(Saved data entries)
============================================================
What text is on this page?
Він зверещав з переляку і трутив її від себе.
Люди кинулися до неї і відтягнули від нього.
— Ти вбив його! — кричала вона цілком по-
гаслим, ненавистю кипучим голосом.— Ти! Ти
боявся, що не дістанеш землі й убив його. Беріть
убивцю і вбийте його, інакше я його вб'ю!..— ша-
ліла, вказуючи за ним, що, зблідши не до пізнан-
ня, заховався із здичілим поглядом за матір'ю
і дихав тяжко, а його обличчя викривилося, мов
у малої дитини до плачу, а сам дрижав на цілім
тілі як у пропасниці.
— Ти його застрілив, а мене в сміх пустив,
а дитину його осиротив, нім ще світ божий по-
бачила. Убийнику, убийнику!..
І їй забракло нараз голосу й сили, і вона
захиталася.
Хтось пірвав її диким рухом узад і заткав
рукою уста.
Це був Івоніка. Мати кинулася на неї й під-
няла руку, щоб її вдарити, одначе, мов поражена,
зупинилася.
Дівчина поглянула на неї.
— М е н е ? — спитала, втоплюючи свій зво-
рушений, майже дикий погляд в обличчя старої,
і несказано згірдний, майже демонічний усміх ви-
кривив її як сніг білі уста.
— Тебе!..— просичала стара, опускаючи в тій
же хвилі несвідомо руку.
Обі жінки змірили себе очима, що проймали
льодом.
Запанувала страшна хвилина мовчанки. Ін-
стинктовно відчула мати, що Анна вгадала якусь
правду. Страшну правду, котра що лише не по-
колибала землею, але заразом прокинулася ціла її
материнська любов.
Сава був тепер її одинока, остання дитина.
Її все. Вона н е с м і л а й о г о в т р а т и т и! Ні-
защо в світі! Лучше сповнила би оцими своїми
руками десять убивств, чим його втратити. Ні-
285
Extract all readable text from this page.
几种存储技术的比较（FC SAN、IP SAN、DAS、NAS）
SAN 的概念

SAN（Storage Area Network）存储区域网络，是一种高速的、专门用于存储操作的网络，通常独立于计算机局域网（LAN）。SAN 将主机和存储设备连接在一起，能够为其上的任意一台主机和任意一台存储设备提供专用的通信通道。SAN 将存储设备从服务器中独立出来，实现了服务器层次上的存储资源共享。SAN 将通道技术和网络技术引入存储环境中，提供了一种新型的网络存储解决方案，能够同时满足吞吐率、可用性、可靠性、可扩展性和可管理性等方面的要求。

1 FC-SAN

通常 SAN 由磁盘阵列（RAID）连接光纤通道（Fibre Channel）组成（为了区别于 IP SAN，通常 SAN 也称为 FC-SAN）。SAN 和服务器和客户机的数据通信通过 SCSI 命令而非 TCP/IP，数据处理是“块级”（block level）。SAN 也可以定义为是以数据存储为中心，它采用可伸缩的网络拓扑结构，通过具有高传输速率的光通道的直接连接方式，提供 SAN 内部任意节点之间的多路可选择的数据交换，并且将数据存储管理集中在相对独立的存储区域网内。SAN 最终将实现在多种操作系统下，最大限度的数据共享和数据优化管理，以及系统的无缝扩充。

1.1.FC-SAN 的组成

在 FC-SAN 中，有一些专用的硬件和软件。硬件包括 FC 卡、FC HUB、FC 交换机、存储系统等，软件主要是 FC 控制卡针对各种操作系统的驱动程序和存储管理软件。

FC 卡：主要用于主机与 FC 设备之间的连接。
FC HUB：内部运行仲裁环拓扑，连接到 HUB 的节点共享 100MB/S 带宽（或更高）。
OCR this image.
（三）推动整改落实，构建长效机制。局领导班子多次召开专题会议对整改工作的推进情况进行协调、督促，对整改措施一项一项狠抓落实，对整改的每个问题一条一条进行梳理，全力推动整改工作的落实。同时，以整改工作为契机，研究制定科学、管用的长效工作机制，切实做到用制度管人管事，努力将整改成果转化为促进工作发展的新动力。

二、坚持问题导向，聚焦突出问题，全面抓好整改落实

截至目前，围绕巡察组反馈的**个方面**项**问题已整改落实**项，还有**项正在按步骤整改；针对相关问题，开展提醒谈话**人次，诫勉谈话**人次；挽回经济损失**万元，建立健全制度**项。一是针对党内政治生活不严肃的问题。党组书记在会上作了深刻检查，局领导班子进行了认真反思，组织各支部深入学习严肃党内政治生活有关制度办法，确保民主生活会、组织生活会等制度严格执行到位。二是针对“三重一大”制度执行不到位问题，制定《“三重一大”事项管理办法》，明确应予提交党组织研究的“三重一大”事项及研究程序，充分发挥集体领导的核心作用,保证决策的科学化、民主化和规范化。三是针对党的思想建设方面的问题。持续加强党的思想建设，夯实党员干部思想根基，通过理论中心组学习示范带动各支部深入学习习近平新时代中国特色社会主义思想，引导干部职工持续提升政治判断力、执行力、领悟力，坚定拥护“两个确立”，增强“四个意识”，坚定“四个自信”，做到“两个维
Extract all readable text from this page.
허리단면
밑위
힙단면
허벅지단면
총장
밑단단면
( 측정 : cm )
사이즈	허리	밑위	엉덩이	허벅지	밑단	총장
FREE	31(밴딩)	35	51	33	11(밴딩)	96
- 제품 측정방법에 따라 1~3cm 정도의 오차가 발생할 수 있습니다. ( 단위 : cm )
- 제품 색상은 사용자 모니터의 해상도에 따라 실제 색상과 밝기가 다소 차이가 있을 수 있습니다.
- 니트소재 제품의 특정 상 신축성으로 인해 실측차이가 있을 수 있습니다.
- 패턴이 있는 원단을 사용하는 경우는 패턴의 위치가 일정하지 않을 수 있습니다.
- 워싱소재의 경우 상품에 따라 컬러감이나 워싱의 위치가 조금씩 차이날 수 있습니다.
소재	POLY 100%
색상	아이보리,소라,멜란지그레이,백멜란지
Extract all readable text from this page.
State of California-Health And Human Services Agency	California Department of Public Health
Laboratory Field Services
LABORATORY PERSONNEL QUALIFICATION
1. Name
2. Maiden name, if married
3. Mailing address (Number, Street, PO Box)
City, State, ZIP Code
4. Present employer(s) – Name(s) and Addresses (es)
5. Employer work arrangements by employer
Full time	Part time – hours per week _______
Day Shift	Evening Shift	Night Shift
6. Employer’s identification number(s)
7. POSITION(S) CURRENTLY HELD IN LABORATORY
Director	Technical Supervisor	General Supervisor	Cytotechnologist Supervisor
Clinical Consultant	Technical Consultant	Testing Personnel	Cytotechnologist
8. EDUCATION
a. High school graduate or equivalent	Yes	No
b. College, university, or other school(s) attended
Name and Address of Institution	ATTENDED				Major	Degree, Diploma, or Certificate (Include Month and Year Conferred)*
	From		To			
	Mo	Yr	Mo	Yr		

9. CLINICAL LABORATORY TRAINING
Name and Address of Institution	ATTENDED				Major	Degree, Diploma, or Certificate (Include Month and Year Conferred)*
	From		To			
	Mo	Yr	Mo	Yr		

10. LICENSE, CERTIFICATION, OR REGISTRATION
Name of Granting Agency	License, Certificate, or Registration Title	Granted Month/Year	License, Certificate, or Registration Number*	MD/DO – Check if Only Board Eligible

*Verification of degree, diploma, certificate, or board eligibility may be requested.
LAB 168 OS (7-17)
============================================================
(What is expected): From the entries above, extract each line containing "Services".

(In response):
State of California-Health And Human Services Agency	California Department of Public Health
Laboratory Field Services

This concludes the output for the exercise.